**Exercise directions:**
Report all lines holding "text".

[Records contained in a dataset]
(begin)

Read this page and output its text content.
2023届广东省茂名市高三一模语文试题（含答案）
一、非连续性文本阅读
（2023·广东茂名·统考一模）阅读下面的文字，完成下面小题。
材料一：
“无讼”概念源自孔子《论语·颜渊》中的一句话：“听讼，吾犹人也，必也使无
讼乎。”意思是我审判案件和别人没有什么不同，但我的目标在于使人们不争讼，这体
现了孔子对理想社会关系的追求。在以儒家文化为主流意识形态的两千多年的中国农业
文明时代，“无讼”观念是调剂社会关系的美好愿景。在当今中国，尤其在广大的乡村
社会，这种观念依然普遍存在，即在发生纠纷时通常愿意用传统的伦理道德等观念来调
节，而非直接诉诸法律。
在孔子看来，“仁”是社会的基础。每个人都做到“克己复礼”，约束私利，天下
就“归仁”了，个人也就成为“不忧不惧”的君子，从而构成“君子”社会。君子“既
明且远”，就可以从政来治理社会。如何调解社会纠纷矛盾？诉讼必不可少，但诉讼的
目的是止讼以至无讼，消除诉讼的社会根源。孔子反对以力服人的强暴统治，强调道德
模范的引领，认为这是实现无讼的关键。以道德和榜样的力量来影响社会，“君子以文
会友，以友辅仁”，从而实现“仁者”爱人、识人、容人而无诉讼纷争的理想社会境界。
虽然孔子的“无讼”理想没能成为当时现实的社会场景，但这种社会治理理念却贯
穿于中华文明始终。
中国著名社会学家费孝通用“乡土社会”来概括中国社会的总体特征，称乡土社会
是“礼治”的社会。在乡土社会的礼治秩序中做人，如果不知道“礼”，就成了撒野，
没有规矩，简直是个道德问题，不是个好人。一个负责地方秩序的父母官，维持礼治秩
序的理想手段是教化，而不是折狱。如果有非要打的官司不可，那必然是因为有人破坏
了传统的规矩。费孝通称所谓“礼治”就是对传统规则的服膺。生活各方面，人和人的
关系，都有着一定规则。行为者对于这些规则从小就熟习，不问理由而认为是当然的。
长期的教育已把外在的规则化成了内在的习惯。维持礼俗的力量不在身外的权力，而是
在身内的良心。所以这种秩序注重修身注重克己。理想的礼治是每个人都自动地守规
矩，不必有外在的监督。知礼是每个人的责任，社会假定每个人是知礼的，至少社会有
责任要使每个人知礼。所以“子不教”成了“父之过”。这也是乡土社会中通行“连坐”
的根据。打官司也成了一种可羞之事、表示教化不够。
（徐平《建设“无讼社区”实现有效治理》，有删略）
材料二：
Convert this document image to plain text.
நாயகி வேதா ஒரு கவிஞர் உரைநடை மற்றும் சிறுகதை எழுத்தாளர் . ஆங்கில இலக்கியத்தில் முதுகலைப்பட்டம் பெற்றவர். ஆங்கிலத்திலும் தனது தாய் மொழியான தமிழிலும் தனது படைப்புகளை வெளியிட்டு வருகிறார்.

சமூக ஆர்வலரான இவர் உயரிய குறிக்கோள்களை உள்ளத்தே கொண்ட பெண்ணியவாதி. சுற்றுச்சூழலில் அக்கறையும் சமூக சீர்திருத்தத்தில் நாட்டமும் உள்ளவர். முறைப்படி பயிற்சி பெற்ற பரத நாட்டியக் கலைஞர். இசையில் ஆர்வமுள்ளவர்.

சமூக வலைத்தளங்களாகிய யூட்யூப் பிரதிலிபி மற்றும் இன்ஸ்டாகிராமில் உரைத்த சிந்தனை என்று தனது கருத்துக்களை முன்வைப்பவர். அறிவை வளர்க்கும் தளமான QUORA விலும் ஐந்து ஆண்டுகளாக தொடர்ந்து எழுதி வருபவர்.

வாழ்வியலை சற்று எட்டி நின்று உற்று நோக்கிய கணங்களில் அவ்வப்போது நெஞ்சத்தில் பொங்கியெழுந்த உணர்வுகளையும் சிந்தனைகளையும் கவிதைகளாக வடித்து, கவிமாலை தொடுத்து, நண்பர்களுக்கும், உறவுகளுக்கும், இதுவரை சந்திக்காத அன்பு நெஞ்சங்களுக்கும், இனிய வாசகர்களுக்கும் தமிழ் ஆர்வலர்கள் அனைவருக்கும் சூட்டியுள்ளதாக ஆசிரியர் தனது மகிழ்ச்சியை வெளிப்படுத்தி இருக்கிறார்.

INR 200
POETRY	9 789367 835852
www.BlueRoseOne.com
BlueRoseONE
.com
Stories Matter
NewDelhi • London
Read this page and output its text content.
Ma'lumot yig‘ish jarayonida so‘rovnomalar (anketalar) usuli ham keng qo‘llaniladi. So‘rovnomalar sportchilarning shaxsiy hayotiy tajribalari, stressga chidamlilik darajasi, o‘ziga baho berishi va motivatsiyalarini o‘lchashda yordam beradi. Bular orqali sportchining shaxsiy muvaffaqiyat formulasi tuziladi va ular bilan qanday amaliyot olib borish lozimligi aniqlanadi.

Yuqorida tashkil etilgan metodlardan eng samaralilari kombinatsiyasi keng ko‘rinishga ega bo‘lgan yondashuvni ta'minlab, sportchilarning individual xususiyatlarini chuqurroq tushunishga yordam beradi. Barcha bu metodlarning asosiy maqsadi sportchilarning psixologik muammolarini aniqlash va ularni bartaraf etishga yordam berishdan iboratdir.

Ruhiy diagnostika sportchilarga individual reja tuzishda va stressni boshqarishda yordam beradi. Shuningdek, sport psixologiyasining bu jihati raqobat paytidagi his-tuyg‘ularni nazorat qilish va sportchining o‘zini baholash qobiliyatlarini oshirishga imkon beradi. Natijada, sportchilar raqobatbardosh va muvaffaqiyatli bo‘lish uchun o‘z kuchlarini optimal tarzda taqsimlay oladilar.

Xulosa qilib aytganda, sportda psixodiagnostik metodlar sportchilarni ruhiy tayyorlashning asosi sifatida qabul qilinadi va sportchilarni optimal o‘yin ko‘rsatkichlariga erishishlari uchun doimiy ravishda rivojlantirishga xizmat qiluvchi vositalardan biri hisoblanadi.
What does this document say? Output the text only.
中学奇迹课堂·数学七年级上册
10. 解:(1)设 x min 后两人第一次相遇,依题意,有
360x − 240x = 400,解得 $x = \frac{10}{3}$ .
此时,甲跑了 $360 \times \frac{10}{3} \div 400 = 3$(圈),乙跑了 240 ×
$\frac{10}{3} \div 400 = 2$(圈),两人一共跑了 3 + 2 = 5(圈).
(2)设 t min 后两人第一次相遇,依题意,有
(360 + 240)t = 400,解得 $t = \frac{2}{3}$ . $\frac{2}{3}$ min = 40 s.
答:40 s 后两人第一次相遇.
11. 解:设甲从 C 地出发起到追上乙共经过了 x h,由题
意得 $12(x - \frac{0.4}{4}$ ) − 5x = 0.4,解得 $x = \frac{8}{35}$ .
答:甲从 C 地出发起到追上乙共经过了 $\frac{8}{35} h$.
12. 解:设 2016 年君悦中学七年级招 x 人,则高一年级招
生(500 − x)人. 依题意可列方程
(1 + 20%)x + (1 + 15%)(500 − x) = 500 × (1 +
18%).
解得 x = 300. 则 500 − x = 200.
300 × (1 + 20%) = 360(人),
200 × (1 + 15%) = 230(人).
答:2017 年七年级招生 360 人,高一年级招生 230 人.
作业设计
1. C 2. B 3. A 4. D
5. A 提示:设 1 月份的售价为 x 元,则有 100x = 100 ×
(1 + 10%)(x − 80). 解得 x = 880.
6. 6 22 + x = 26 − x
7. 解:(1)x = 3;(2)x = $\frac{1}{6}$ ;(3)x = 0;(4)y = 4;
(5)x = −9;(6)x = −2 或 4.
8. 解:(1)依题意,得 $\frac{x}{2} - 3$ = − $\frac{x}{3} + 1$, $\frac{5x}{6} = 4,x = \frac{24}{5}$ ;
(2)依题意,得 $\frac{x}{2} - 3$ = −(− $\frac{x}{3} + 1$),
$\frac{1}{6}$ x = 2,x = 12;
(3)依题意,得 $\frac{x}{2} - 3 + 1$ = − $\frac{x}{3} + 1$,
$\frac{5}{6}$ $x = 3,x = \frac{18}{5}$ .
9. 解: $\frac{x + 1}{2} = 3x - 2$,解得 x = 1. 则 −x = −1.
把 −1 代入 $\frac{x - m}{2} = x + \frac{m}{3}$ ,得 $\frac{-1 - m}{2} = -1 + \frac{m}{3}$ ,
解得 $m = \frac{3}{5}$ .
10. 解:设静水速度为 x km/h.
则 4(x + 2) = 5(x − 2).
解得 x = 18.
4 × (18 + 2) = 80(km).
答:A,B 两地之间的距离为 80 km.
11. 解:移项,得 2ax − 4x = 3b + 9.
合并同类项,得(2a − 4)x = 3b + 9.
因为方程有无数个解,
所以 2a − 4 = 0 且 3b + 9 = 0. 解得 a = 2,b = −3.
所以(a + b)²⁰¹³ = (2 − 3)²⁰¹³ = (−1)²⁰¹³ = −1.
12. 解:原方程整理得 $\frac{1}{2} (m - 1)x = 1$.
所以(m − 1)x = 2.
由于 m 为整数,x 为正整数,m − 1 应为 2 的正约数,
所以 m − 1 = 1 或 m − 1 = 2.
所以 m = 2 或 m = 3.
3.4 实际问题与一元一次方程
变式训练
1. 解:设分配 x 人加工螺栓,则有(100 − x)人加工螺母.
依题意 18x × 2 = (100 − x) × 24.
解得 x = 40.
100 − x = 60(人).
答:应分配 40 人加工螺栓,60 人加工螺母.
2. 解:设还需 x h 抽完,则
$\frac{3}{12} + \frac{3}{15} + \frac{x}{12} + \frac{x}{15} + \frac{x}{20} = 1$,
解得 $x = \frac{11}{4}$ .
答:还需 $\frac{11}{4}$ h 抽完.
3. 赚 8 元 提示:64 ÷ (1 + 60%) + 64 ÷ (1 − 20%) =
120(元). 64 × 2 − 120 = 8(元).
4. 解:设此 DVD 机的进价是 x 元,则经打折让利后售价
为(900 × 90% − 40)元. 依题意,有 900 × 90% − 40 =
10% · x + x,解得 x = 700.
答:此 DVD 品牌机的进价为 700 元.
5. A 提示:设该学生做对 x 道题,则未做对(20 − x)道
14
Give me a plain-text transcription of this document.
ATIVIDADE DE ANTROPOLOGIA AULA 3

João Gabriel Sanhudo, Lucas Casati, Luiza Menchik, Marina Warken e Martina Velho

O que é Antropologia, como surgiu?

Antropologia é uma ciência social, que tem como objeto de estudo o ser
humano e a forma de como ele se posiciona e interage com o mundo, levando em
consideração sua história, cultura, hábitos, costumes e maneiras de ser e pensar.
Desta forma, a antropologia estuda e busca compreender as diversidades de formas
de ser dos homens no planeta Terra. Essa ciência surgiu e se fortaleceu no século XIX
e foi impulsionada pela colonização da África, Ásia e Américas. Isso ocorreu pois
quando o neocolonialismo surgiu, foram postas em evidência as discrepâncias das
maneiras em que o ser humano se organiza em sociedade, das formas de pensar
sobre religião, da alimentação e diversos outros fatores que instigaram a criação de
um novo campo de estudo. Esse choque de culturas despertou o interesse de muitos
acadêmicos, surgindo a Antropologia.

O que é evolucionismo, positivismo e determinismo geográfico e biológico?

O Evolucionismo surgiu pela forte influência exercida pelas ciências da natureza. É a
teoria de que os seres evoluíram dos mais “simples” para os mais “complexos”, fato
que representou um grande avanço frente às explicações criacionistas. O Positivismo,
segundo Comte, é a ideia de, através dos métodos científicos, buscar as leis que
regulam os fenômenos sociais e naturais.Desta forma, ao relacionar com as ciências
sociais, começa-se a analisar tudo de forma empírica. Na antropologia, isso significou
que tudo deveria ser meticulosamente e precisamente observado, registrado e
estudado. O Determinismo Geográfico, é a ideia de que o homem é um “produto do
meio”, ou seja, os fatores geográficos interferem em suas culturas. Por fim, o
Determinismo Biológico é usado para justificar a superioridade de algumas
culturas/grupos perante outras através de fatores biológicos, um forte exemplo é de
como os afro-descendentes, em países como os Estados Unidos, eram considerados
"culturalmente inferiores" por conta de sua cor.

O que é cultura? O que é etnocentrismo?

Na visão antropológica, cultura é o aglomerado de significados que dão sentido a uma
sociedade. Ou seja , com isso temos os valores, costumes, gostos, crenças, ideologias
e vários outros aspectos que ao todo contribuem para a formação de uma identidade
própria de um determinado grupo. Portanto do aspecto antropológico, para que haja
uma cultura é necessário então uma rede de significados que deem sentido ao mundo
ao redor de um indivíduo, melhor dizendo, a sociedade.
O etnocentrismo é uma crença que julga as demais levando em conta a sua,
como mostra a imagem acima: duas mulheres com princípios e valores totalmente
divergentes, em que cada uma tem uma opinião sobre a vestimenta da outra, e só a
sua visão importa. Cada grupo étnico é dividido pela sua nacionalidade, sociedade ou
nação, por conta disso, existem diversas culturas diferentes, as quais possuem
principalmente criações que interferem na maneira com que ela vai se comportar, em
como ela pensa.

(end)

**Solved problem:**
Read this page and output its text content.
Convert this document image to plain text.
Read this page and output its text content.
What does this document say? Output the text only.
Give me a plain-text transcription of this document.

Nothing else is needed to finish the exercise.